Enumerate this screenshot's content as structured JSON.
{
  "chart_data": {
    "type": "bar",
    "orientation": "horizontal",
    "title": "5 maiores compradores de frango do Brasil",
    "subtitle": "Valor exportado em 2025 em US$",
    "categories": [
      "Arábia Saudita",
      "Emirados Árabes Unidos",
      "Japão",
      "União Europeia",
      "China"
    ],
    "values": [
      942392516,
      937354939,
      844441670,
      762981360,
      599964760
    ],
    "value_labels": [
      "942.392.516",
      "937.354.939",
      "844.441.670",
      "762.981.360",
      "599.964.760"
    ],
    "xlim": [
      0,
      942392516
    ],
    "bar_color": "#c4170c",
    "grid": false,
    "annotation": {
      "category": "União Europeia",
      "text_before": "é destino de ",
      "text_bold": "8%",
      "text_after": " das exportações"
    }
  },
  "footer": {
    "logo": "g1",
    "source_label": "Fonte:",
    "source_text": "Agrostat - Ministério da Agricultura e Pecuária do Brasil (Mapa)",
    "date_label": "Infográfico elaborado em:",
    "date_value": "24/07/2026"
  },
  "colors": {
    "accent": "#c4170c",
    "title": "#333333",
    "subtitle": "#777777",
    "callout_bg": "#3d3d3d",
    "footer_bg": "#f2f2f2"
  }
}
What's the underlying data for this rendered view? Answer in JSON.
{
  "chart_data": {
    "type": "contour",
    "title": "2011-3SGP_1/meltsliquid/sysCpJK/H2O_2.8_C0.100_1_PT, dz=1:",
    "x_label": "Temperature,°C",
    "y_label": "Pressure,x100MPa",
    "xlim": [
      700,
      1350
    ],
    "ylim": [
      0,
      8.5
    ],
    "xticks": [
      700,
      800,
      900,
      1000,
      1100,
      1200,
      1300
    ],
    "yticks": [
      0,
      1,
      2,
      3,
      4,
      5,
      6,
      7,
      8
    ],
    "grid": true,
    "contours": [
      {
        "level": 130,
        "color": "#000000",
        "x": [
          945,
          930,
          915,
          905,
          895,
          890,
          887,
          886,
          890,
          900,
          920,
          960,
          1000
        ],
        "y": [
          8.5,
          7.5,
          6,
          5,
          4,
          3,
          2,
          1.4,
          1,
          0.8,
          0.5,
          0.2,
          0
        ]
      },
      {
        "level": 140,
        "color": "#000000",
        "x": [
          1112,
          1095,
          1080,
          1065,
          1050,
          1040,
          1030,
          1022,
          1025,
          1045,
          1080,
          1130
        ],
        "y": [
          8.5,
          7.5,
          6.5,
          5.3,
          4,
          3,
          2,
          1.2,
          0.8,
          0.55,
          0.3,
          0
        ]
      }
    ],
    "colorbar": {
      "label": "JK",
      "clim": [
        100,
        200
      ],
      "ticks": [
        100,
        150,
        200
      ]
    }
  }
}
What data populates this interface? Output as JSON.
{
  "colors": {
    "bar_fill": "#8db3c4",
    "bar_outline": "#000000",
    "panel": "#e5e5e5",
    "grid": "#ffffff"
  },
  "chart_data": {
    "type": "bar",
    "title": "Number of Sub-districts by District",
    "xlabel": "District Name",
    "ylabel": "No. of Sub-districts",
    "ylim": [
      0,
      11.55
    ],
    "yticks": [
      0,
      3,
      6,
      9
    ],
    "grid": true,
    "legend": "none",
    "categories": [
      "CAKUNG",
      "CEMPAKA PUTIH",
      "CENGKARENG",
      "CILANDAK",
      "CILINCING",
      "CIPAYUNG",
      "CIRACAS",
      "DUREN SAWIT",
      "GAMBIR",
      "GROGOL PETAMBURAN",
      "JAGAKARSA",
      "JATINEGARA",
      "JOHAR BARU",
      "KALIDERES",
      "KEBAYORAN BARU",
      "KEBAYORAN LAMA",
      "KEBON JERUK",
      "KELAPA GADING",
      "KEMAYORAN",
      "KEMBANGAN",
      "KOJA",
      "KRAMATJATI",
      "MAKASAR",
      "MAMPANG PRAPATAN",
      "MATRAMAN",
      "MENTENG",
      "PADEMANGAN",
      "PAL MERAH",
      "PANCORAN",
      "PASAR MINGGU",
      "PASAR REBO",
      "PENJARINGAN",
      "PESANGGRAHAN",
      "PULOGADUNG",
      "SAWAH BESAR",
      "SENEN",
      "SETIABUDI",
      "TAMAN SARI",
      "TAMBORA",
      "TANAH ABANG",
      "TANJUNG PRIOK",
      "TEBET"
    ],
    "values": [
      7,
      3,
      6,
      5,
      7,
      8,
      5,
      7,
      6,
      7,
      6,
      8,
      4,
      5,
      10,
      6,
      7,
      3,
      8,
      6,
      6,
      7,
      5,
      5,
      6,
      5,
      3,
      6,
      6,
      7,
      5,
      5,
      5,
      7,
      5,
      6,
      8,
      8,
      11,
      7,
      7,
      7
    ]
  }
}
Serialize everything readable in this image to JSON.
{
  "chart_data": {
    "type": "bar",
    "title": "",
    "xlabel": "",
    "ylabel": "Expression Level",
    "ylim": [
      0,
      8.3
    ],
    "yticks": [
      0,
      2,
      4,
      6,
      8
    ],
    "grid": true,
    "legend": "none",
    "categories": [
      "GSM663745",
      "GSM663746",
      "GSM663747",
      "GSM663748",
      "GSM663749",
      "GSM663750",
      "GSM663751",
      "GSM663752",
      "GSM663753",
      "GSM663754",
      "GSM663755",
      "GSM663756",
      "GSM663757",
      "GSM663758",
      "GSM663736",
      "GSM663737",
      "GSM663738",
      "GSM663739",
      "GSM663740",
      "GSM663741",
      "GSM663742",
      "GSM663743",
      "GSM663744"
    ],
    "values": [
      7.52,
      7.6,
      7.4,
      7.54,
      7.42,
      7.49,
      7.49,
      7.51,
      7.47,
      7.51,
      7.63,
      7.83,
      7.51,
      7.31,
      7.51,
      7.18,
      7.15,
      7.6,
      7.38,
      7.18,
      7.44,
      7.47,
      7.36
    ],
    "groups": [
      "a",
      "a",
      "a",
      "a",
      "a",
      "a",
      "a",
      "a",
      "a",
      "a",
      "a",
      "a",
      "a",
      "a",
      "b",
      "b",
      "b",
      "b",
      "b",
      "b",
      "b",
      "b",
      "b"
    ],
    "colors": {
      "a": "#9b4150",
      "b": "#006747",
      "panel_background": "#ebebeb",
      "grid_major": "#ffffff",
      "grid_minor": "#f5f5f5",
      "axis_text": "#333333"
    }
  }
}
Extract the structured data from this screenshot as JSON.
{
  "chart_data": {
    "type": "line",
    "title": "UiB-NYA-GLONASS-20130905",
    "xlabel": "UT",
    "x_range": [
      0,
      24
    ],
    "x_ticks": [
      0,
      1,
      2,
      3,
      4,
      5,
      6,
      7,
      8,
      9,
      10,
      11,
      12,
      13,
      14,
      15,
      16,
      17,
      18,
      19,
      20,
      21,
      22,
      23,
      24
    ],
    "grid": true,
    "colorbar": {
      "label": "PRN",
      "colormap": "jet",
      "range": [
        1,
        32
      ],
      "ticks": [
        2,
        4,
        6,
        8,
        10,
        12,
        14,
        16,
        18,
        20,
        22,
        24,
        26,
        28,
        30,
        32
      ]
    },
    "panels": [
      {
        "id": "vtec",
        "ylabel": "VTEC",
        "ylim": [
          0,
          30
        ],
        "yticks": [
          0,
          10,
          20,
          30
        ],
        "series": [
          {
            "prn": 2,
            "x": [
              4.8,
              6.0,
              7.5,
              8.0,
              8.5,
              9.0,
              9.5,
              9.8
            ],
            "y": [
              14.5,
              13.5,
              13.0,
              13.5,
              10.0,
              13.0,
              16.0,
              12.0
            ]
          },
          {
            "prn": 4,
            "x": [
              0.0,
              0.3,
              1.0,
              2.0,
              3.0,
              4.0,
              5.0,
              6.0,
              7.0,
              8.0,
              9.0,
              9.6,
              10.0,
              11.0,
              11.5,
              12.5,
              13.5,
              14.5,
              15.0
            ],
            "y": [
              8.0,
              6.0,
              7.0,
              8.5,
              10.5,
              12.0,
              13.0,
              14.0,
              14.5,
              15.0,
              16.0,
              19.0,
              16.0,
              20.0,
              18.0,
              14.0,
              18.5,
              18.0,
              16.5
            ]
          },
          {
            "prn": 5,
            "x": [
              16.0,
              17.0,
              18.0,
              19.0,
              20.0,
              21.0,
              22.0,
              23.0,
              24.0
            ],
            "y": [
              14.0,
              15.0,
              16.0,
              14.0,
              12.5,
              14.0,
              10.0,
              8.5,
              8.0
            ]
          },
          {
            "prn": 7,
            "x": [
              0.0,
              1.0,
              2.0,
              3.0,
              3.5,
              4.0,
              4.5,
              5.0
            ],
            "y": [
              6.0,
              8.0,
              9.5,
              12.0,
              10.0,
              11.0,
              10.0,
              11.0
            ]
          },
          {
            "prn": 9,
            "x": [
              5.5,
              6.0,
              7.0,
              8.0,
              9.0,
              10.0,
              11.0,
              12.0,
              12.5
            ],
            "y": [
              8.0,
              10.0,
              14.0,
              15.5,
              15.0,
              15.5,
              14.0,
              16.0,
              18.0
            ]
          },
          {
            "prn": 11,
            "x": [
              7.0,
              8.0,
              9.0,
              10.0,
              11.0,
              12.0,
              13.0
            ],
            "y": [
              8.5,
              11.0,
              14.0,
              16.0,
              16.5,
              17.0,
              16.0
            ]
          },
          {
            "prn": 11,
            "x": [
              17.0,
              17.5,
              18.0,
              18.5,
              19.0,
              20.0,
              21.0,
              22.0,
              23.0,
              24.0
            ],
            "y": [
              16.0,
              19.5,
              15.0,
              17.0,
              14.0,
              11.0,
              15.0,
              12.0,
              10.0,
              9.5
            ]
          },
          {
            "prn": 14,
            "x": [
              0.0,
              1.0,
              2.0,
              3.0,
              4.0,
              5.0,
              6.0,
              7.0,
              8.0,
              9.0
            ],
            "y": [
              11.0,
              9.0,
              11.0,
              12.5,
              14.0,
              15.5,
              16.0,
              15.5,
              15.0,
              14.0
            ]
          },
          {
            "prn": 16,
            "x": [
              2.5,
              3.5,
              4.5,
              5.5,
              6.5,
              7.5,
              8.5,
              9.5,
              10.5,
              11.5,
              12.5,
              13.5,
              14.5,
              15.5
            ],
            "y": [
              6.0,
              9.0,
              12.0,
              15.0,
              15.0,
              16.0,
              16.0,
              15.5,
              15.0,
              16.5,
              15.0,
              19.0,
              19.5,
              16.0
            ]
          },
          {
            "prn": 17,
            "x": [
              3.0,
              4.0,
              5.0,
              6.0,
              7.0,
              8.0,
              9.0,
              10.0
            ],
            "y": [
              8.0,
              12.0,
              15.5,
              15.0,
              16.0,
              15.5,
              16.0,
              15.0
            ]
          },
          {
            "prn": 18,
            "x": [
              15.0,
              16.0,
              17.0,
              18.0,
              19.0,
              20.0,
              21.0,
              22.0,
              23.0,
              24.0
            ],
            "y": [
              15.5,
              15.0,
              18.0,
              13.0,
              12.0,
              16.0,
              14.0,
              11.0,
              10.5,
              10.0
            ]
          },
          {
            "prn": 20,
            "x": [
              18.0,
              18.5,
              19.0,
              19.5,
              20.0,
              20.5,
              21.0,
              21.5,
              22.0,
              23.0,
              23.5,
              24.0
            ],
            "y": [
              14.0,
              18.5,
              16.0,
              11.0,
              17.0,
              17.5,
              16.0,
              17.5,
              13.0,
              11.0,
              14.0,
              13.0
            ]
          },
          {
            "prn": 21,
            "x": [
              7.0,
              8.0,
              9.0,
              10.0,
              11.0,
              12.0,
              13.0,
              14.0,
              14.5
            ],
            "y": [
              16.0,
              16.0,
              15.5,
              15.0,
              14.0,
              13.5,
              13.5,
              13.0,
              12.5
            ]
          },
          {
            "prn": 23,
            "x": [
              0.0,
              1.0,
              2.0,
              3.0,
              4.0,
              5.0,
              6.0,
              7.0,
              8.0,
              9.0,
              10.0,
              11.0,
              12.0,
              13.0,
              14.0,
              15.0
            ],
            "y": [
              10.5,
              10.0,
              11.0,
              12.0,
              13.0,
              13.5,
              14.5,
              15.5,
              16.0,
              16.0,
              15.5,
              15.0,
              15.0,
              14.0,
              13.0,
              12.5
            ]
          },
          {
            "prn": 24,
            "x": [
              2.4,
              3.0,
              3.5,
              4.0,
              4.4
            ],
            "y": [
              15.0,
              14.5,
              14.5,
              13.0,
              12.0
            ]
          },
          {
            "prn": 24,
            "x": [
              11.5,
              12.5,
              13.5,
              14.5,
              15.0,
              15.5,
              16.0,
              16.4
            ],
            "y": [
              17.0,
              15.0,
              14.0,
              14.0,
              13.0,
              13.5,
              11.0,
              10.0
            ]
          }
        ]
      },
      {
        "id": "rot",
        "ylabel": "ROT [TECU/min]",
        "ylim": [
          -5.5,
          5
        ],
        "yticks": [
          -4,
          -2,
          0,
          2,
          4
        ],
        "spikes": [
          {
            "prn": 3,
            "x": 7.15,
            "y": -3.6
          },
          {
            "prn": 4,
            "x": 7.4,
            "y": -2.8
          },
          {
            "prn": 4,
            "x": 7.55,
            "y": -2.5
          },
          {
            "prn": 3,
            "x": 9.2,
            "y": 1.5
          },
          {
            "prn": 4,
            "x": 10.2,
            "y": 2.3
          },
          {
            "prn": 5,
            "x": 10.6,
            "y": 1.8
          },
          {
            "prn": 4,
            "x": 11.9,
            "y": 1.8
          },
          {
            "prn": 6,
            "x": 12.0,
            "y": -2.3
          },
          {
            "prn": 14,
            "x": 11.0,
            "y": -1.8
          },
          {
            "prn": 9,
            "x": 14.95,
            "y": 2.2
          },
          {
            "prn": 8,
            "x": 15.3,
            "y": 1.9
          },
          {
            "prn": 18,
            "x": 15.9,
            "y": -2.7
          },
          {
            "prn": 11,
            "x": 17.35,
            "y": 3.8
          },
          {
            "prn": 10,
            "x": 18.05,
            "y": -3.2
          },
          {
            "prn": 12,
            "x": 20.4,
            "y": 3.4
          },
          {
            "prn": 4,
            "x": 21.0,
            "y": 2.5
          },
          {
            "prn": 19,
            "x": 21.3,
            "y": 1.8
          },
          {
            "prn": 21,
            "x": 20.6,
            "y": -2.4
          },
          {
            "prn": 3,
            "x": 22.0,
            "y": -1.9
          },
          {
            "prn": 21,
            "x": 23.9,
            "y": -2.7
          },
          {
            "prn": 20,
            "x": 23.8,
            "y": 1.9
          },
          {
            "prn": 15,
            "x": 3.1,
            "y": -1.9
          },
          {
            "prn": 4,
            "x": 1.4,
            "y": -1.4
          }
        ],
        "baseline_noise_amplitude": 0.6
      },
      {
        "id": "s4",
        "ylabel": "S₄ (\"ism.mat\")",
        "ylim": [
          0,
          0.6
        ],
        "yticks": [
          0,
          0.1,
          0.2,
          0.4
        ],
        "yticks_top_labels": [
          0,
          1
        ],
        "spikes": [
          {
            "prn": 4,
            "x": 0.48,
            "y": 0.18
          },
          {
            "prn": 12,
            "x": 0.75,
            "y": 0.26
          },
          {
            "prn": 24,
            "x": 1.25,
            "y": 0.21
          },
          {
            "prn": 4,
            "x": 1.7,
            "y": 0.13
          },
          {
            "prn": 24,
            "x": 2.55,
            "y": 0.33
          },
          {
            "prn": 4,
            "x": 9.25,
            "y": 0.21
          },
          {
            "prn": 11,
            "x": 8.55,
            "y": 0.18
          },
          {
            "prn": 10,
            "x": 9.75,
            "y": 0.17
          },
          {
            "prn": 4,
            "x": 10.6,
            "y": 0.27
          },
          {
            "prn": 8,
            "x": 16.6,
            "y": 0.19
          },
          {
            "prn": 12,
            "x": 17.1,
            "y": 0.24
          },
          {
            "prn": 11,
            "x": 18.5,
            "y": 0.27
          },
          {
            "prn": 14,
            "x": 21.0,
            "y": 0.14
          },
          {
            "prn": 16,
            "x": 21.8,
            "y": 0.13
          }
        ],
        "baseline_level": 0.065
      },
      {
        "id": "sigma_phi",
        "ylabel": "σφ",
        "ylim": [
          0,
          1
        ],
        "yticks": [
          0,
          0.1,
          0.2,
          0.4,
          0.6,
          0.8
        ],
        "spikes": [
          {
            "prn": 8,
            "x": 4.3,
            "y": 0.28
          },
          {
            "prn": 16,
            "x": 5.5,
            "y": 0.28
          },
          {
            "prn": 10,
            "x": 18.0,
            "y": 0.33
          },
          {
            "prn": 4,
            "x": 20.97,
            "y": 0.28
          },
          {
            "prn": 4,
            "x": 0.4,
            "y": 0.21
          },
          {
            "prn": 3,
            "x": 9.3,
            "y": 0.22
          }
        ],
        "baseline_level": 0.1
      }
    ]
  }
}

▶ _EXERCISE TASK_
Gather all lines from the listing above in which "Europeia" occurs.

▶ _RESULT FOR THIS EXERCISE_
      "União Europeia",
      "category": "União Europeia",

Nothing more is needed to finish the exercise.